▸ **DIRECTIVE**: Extract the data exactly, missing nothing.

Collected data entries:
-- begin --

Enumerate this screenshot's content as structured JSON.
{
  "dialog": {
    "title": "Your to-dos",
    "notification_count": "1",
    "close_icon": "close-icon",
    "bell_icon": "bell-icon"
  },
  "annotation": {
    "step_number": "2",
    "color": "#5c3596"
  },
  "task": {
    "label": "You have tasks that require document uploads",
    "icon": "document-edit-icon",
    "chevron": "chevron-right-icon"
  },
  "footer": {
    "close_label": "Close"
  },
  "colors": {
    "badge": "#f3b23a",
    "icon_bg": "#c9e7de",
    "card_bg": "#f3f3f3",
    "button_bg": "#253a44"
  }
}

-- end --

▸ **SOLUTION BELOW**:
Enumerate this screenshot's content as structured JSON.
{
  "dialog": {
    "title": "Your to-dos",
    "notification_count": "1",
    "close_icon": "close-icon",
    "bell_icon": "bell-icon"
  },
  "annotation": {
    "step_number": "2",
    "color": "#5c3596"
  },
  "task": {
    "label": "You have tasks that require document uploads",
    "icon": "document-edit-icon",
    "chevron": "chevron-right-icon"
  },
  "footer": {
    "close_label": "Close"
  },
  "colors": {
    "badge": "#f3b23a",
    "icon_bg": "#c9e7de",
    "card_bg": "#f3f3f3",
    "button_bg": "#253a44"
  }
}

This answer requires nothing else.